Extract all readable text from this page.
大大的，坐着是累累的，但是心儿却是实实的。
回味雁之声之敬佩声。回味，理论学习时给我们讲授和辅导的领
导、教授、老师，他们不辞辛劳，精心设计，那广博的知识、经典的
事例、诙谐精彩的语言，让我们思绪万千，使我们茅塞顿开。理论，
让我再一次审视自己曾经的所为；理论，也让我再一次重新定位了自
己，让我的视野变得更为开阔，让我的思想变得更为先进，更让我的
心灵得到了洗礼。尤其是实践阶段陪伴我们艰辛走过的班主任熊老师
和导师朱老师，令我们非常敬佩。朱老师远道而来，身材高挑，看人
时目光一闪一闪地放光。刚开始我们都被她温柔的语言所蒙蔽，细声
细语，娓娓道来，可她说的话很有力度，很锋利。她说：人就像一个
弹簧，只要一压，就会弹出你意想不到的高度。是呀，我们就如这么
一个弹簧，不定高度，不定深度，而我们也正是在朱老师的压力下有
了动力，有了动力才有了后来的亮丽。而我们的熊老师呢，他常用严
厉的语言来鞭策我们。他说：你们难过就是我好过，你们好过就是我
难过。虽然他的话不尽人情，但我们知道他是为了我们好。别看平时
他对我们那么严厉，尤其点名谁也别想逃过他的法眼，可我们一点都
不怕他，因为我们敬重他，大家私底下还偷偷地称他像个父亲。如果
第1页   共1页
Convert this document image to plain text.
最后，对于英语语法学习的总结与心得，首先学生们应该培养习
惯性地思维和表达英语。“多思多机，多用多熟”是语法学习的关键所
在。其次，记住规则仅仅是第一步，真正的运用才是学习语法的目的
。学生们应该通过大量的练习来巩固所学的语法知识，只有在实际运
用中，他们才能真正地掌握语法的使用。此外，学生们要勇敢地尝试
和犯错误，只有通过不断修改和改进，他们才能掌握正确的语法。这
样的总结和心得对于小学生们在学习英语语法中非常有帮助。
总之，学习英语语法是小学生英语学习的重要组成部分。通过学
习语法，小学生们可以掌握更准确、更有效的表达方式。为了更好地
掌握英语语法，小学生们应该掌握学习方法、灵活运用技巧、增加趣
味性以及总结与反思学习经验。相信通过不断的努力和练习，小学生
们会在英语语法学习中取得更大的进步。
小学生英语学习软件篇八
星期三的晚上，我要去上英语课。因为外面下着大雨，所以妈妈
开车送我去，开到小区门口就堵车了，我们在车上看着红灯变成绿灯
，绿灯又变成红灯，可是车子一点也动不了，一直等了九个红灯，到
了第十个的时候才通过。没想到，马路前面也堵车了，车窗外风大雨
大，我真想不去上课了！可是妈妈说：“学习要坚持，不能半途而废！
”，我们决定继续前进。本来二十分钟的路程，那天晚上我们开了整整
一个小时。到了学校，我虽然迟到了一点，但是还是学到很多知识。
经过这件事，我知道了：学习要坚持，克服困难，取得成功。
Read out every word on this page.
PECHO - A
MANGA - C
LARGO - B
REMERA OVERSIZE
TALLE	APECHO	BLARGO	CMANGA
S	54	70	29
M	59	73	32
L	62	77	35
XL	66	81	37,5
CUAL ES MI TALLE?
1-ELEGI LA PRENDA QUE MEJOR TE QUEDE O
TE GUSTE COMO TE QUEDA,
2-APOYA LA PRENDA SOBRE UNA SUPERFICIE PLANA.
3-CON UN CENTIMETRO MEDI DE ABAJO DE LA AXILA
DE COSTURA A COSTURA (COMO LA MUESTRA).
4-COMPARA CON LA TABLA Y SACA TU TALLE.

--------------------------------------------------

[Goal] Reproduce each entry from the records above, character for character.

[Finished answer]
Extract all readable text from this page.
大大的，坐着是累累的，但是心儿却是实实的。
回味雁之声之敬佩声。回味，理论学习时给我们讲授和辅导的领
导、教授、老师，他们不辞辛劳，精心设计，那广博的知识、经典的
事例、诙谐精彩的语言，让我们思绪万千，使我们茅塞顿开。理论，
让我再一次审视自己曾经的所为；理论，也让我再一次重新定位了自
己，让我的视野变得更为开阔，让我的思想变得更为先进，更让我的
心灵得到了洗礼。尤其是实践阶段陪伴我们艰辛走过的班主任熊老师
和导师朱老师，令我们非常敬佩。朱老师远道而来，身材高挑，看人
时目光一闪一闪地放光。刚开始我们都被她温柔的语言所蒙蔽，细声
细语，娓娓道来，可她说的话很有力度，很锋利。她说：人就像一个
弹簧，只要一压，就会弹出你意想不到的高度。是呀，我们就如这么
一个弹簧，不定高度，不定深度，而我们也正是在朱老师的压力下有
了动力，有了动力才有了后来的亮丽。而我们的熊老师呢，他常用严
厉的语言来鞭策我们。他说：你们难过就是我好过，你们好过就是我
难过。虽然他的话不尽人情，但我们知道他是为了我们好。别看平时
他对我们那么严厉，尤其点名谁也别想逃过他的法眼，可我们一点都
不怕他，因为我们敬重他，大家私底下还偷偷地称他像个父亲。如果
第1页   共1页
Convert this document image to plain text.
最后，对于英语语法学习的总结与心得，首先学生们应该培养习
惯性地思维和表达英语。“多思多机，多用多熟”是语法学习的关键所
在。其次，记住规则仅仅是第一步，真正的运用才是学习语法的目的
。学生们应该通过大量的练习来巩固所学的语法知识，只有在实际运
用中，他们才能真正地掌握语法的使用。此外，学生们要勇敢地尝试
和犯错误，只有通过不断修改和改进，他们才能掌握正确的语法。这
样的总结和心得对于小学生们在学习英语语法中非常有帮助。
总之，学习英语语法是小学生英语学习的重要组成部分。通过学
习语法，小学生们可以掌握更准确、更有效的表达方式。为了更好地
掌握英语语法，小学生们应该掌握学习方法、灵活运用技巧、增加趣
味性以及总结与反思学习经验。相信通过不断的努力和练习，小学生
们会在英语语法学习中取得更大的进步。
小学生英语学习软件篇八
星期三的晚上，我要去上英语课。因为外面下着大雨，所以妈妈
开车送我去，开到小区门口就堵车了，我们在车上看着红灯变成绿灯
，绿灯又变成红灯，可是车子一点也动不了，一直等了九个红灯，到
了第十个的时候才通过。没想到，马路前面也堵车了，车窗外风大雨
大，我真想不去上课了！可是妈妈说：“学习要坚持，不能半途而废！
”，我们决定继续前进。本来二十分钟的路程，那天晚上我们开了整整
一个小时。到了学校，我虽然迟到了一点，但是还是学到很多知识。
经过这件事，我知道了：学习要坚持，克服困难，取得成功。
Read out every word on this page.
PECHO - A
MANGA - C
LARGO - B
REMERA OVERSIZE
TALLE	APECHO	BLARGO	CMANGA
S	54	70	29
M	59	73	32
L	62	77	35
XL	66	81	37,5
CUAL ES MI TALLE?
1-ELEGI LA PRENDA QUE MEJOR TE QUEDE O
TE GUSTE COMO TE QUEDA,
2-APOYA LA PRENDA SOBRE UNA SUPERFICIE PLANA.
3-CON UN CENTIMETRO MEDI DE ABAJO DE LA AXILA
DE COSTURA A COSTURA (COMO LA MUESTRA).
4-COMPARA CON LA TABLA Y SACA TU TALLE.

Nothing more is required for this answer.